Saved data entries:

:::::

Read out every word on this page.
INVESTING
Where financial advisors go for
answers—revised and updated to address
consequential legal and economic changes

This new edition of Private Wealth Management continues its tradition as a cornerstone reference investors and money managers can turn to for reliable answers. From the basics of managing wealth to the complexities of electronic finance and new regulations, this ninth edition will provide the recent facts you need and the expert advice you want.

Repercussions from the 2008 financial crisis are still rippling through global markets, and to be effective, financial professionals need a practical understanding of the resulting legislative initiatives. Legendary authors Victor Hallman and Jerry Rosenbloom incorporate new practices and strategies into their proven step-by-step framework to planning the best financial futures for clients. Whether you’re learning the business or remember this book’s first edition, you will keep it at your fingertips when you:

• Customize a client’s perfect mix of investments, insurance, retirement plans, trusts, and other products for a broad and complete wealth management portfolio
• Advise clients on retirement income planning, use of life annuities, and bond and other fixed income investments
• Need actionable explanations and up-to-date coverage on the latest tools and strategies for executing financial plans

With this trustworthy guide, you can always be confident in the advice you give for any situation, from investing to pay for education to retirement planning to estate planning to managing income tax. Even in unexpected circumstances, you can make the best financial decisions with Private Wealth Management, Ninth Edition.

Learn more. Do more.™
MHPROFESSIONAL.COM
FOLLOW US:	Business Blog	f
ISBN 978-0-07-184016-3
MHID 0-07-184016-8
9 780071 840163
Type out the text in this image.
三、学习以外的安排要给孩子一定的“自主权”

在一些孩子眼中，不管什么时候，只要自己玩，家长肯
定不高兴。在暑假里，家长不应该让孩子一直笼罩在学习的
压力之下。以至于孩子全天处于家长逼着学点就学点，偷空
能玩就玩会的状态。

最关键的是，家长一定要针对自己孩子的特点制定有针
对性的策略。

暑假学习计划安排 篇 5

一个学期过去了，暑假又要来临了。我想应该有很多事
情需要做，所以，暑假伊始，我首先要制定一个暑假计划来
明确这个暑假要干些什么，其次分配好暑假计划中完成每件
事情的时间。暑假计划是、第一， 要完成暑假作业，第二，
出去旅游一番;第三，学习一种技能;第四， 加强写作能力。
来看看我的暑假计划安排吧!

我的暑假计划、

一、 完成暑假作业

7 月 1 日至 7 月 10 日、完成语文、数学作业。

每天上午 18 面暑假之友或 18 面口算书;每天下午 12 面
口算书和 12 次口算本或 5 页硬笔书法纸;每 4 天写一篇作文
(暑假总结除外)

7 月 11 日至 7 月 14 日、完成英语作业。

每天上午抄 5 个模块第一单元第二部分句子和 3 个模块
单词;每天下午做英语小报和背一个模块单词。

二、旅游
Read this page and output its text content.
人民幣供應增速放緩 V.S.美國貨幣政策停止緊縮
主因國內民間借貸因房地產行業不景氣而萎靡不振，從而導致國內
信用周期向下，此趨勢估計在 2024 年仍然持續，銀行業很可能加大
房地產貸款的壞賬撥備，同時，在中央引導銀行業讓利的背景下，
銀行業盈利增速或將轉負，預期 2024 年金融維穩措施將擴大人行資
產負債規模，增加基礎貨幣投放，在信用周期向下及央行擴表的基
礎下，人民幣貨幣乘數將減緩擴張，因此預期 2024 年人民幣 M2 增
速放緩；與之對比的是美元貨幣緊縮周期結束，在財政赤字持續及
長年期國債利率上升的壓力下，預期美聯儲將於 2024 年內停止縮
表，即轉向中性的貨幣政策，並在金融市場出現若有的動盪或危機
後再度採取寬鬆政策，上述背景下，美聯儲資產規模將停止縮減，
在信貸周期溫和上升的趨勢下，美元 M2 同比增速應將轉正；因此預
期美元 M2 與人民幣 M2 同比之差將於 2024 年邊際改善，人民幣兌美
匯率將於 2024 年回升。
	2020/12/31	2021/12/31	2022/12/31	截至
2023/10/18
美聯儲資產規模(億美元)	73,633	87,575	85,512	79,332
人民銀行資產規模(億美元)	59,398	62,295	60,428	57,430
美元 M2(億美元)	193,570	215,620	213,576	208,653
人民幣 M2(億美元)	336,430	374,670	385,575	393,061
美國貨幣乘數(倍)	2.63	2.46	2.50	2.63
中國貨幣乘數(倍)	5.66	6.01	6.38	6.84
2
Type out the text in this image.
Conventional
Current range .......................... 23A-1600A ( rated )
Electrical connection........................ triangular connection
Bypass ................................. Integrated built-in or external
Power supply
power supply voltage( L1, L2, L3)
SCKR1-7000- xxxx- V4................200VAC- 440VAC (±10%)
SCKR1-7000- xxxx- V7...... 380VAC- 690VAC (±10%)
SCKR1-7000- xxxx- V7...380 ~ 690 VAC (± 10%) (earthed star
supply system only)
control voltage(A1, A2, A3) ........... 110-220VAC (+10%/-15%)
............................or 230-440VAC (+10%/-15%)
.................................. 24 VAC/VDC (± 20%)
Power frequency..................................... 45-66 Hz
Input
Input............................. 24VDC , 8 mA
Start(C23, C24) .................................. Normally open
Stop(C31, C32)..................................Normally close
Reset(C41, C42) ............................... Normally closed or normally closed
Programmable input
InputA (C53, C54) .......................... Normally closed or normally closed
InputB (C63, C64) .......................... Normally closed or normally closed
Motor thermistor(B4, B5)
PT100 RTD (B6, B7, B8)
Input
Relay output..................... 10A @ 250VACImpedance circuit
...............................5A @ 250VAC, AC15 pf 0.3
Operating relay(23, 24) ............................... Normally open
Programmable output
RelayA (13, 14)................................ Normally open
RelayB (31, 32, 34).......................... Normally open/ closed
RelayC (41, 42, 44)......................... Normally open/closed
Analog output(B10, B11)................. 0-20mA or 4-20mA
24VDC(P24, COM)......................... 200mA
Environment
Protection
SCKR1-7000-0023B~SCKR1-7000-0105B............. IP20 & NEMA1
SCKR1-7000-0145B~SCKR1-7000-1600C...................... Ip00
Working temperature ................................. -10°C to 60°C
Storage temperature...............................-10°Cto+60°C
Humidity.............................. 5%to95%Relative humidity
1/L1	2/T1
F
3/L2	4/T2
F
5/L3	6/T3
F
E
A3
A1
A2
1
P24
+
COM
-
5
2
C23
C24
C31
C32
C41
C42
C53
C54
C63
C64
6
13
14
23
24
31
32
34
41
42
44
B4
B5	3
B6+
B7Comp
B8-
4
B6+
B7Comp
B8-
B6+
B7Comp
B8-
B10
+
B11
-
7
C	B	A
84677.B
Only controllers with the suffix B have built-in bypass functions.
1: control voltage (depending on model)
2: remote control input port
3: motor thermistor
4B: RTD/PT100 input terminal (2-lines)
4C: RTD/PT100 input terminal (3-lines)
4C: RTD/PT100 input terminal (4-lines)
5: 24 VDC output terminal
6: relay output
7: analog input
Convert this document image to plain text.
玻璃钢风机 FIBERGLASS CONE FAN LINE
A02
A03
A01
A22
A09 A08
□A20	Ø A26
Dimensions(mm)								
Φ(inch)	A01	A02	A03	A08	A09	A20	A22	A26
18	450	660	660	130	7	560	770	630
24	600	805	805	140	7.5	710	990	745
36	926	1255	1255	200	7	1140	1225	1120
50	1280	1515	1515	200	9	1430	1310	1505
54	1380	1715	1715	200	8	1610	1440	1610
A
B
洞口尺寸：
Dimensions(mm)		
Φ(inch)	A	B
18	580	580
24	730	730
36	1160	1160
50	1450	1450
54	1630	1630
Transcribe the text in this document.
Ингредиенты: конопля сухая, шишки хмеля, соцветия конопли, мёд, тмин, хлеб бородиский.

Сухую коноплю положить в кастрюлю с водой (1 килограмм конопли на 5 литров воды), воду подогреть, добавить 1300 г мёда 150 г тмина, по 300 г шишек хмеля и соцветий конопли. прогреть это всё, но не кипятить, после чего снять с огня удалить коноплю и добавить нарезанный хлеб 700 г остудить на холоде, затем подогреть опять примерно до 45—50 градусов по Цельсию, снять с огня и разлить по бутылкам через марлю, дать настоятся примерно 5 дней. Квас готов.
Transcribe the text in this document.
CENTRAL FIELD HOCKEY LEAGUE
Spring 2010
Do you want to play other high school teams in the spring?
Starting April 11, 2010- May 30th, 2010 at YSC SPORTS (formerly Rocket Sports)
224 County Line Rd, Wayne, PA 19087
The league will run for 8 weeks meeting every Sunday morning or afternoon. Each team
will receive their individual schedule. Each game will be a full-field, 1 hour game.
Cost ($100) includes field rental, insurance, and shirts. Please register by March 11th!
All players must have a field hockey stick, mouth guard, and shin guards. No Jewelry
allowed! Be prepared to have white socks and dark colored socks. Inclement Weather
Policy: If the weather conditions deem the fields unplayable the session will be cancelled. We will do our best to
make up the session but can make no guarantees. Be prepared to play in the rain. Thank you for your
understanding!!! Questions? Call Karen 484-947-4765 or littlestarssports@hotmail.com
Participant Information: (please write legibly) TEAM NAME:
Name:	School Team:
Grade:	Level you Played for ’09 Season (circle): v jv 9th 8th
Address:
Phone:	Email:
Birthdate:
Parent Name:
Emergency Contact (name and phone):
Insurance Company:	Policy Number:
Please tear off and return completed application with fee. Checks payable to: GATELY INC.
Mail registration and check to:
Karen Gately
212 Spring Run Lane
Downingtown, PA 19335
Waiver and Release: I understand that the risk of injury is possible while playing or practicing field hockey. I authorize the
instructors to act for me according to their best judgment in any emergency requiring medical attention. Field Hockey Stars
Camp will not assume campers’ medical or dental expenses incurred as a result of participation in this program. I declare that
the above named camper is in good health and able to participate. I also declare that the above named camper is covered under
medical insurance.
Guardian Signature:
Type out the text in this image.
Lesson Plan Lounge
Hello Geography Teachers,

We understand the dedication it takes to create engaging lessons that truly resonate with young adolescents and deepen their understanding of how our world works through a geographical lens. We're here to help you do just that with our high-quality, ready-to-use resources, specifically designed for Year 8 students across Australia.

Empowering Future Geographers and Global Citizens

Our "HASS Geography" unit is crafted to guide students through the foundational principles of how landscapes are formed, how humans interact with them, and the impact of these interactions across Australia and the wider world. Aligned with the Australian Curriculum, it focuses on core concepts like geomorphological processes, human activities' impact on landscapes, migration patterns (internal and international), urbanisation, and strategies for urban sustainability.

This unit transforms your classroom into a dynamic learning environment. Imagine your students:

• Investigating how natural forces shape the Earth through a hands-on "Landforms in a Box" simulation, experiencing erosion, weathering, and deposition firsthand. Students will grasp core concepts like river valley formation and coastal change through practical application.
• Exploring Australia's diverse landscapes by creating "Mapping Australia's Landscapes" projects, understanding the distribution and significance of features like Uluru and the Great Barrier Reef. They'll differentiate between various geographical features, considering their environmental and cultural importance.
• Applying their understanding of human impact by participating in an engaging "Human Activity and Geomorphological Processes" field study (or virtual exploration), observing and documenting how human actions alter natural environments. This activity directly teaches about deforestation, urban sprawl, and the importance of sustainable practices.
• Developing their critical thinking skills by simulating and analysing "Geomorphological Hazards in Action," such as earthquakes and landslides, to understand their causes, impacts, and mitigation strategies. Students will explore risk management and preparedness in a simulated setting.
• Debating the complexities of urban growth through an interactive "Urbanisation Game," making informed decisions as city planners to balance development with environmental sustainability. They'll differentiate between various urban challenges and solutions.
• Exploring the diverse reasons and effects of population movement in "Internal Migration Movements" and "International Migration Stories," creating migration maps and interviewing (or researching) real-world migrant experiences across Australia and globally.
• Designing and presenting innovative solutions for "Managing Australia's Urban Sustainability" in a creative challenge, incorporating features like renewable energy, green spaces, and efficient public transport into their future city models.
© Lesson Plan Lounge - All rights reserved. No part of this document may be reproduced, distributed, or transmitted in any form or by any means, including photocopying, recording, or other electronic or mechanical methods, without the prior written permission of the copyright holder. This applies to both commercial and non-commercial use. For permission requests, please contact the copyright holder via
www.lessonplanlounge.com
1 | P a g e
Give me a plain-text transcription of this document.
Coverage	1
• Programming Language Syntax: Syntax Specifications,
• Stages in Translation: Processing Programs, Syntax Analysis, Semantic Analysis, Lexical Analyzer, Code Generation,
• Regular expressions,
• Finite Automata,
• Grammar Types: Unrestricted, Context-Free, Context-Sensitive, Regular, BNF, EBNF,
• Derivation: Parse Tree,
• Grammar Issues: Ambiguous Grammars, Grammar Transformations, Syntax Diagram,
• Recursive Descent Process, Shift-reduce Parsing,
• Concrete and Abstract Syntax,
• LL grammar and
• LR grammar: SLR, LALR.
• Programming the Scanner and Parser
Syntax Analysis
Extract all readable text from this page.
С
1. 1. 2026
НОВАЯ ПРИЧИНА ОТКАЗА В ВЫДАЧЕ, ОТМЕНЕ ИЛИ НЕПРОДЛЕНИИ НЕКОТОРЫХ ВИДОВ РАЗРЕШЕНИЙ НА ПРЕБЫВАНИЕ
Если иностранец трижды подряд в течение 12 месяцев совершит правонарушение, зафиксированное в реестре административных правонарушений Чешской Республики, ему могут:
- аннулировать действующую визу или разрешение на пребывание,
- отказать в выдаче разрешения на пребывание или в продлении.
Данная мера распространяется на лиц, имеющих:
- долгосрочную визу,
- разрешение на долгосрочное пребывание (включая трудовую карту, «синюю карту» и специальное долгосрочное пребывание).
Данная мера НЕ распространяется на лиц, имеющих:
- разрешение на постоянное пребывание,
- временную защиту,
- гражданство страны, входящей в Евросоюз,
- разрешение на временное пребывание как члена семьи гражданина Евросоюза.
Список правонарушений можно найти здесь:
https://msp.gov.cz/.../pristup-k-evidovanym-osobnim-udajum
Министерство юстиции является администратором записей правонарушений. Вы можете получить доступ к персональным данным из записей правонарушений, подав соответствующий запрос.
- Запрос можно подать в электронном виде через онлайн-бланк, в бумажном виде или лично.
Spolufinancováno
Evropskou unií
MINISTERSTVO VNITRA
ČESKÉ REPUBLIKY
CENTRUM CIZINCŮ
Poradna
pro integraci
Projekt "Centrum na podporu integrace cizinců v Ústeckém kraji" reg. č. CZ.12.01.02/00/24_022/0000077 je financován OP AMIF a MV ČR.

:::::

Task description >> Locate the word "Programmable" in the records above, and return each line that has it.

Correct response >>
Programmable input
Programmable output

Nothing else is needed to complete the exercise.